- TO BE DONE: Please write out the material below exactly as given.

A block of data
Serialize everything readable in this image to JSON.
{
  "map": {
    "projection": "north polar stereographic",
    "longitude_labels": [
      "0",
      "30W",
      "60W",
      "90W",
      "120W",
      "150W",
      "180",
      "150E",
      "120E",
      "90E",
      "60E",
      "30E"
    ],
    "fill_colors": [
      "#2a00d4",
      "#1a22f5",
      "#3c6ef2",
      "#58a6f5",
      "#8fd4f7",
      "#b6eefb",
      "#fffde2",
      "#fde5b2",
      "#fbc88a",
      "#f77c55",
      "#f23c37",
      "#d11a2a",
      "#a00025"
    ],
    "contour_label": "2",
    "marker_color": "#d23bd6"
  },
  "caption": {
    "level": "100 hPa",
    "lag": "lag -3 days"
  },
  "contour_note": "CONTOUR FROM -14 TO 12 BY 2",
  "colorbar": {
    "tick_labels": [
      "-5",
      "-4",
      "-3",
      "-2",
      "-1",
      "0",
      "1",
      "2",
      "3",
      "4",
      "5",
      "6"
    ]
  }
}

- ANSWER FOR THIS EXERCISE:
Serialize everything readable in this image to JSON.
{
  "map": {
    "projection": "north polar stereographic",
    "longitude_labels": [
      "0",
      "30W",
      "60W",
      "90W",
      "120W",
      "150W",
      "180",
      "150E",
      "120E",
      "90E",
      "60E",
      "30E"
    ],
    "fill_colors": [
      "#2a00d4",
      "#1a22f5",
      "#3c6ef2",
      "#58a6f5",
      "#8fd4f7",
      "#b6eefb",
      "#fffde2",
      "#fde5b2",
      "#fbc88a",
      "#f77c55",
      "#f23c37",
      "#d11a2a",
      "#a00025"
    ],
    "contour_label": "2",
    "marker_color": "#d23bd6"
  },
  "caption": {
    "level": "100 hPa",
    "lag": "lag -3 days"
  },
  "contour_note": "CONTOUR FROM -14 TO 12 BY 2",
  "colorbar": {
    "tick_labels": [
      "-5",
      "-4",
      "-3",
      "-2",
      "-1",
      "0",
      "1",
      "2",
      "3",
      "4",
      "5",
      "6"
    ]
  }
}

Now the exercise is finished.